### Working data
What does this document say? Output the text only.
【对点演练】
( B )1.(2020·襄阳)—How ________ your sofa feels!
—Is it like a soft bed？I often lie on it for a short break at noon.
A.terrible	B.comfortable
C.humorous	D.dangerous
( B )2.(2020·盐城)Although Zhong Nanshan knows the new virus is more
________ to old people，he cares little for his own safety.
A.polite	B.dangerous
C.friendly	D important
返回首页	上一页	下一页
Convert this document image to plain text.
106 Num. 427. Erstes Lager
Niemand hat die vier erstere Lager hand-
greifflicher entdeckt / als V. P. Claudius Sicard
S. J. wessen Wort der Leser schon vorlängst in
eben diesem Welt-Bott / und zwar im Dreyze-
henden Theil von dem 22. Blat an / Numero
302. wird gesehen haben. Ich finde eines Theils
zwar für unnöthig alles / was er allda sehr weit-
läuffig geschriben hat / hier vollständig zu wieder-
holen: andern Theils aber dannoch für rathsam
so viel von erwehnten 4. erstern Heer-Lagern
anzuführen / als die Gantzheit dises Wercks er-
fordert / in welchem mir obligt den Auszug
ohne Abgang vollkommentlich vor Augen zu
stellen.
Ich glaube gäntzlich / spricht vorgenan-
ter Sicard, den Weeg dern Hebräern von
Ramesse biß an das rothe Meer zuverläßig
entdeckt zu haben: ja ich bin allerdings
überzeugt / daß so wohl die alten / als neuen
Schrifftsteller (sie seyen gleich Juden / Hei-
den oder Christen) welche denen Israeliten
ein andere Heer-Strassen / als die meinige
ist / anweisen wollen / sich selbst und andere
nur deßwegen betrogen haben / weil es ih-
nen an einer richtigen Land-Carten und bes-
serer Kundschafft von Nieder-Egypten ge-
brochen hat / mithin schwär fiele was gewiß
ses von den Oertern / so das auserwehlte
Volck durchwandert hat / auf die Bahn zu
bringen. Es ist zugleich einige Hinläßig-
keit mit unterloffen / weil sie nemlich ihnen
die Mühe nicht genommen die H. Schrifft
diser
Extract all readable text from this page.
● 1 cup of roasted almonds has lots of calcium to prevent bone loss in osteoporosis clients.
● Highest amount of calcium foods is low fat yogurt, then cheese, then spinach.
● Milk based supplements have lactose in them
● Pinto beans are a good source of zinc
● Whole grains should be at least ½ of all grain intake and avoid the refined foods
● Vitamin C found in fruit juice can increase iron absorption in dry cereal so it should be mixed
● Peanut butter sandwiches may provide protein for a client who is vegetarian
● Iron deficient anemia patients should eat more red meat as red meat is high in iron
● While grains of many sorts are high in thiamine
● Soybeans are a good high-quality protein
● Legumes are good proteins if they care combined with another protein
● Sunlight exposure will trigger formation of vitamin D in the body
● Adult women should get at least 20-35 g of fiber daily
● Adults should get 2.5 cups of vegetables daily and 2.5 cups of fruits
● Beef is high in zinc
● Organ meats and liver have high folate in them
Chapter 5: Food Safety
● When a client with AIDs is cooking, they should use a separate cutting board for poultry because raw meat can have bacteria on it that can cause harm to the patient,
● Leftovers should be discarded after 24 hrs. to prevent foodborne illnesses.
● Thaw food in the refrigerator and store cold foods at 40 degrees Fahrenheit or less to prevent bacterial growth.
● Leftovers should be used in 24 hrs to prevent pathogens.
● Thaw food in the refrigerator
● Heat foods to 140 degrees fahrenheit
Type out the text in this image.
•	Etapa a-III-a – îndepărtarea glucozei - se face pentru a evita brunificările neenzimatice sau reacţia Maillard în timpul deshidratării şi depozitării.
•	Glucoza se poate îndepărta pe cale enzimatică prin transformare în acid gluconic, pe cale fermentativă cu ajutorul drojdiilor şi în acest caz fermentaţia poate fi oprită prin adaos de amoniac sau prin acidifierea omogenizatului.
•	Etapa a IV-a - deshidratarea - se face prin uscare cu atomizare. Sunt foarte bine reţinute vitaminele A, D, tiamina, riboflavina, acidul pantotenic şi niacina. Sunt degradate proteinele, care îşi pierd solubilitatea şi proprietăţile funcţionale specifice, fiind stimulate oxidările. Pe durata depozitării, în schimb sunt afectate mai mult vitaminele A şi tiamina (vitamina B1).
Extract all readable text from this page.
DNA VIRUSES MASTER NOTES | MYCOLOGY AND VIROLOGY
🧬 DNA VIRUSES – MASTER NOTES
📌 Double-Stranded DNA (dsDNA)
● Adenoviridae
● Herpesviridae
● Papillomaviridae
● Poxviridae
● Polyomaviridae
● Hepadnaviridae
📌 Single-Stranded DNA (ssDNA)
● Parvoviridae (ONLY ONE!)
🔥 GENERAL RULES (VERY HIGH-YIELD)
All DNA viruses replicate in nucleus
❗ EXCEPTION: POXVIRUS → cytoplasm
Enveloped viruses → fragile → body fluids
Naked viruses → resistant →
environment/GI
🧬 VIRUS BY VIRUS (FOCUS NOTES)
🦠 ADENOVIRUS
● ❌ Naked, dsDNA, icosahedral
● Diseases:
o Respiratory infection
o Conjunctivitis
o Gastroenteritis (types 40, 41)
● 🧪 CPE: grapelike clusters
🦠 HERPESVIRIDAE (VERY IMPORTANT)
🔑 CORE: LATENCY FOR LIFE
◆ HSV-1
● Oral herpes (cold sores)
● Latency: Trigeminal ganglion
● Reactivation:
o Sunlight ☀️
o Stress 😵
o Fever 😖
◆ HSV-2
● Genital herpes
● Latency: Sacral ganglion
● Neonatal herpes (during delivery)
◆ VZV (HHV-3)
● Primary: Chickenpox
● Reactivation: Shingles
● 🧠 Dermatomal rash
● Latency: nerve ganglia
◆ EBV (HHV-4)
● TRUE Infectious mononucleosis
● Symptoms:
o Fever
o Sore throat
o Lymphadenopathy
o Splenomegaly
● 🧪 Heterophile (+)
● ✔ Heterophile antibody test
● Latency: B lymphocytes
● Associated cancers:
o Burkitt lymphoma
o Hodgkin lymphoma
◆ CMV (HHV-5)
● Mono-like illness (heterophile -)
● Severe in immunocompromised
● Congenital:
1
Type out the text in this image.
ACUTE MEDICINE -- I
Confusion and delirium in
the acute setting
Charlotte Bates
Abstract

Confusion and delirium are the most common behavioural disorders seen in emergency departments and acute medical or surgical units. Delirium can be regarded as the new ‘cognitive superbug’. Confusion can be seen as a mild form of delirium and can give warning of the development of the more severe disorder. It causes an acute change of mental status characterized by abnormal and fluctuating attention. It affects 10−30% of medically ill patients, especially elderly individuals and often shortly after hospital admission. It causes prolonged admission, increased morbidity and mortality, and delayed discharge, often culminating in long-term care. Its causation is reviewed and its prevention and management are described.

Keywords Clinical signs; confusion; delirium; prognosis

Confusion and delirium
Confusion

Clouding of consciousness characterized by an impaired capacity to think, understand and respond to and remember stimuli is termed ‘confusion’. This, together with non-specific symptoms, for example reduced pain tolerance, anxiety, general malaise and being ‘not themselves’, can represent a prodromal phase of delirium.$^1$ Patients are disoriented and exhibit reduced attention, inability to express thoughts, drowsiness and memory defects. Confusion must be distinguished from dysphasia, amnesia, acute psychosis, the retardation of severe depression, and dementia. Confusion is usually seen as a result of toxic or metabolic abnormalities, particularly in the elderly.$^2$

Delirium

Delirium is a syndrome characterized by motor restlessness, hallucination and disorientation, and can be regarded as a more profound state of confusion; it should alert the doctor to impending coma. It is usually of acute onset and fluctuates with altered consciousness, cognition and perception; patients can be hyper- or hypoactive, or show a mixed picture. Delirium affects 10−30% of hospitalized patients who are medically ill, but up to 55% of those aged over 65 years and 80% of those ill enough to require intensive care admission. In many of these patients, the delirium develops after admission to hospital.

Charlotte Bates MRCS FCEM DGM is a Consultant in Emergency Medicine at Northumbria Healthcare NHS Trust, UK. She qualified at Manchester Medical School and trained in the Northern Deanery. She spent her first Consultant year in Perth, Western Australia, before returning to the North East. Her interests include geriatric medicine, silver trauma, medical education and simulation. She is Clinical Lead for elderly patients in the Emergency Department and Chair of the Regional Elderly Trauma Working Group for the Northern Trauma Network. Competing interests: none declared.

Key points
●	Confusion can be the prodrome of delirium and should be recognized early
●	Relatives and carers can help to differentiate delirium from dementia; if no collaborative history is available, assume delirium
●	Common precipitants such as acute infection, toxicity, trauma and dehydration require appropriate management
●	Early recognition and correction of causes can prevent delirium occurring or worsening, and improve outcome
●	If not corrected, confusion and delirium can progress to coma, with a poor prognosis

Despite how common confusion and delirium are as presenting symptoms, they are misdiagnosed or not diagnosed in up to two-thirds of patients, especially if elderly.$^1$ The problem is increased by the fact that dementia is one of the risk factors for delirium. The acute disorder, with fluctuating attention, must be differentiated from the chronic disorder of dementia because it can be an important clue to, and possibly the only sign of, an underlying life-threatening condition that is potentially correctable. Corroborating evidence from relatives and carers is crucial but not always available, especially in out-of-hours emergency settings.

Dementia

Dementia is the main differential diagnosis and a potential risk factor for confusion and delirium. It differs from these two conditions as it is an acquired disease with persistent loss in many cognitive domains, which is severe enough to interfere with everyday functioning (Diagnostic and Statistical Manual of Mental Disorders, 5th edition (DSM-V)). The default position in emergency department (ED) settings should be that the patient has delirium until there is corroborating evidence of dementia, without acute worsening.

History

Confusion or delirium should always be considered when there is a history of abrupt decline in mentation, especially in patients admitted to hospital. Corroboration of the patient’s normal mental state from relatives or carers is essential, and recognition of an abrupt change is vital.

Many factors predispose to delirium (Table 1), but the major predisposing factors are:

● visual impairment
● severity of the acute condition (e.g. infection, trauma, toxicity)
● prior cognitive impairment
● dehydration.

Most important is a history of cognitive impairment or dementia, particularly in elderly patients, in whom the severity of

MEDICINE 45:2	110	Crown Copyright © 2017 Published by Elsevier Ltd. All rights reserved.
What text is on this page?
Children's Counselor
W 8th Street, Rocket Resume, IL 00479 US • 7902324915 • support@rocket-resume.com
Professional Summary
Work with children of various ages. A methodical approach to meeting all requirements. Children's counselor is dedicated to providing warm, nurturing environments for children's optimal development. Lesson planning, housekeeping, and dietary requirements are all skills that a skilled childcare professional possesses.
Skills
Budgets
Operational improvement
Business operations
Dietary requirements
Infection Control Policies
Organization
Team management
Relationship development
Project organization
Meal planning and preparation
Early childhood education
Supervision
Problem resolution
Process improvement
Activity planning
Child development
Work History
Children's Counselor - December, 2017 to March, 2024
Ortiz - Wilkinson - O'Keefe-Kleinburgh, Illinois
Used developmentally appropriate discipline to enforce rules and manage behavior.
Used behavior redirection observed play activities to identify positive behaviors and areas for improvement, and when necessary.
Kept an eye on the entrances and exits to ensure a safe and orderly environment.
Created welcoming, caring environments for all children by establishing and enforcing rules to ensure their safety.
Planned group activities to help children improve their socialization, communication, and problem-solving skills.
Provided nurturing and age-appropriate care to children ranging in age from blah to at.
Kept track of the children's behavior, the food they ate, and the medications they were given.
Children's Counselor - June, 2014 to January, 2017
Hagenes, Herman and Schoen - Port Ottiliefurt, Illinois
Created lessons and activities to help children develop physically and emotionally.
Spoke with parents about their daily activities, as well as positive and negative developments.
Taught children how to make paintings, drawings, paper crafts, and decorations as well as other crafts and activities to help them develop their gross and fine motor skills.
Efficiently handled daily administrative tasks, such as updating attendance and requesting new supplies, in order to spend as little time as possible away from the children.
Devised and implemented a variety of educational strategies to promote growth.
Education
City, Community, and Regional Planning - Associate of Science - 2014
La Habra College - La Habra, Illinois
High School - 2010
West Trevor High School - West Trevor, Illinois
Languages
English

### What you are asked to do
Pick out each line above that includes "particularly" and show it.

### Task response
Clouding of consciousness characterized by an impaired capacity to think, understand and respond to and remember stimuli is termed ‘confusion’. This, together with non-specific symptoms, for example reduced pain tolerance, anxiety, general malaise and being ‘not themselves’, can represent a prodromal phase of delirium.$^1$ Patients are disoriented and exhibit reduced attention, inability to express thoughts, drowsiness and memory defects. Confusion must be distinguished from dysphasia, amnesia, acute psychosis, the retardation of severe depression, and dementia. Confusion is usually seen as a result of toxic or metabolic abnormalities, particularly in the elderly.$^2$
Most important is a history of cognitive impairment or dementia, particularly in elderly patients, in whom the severity of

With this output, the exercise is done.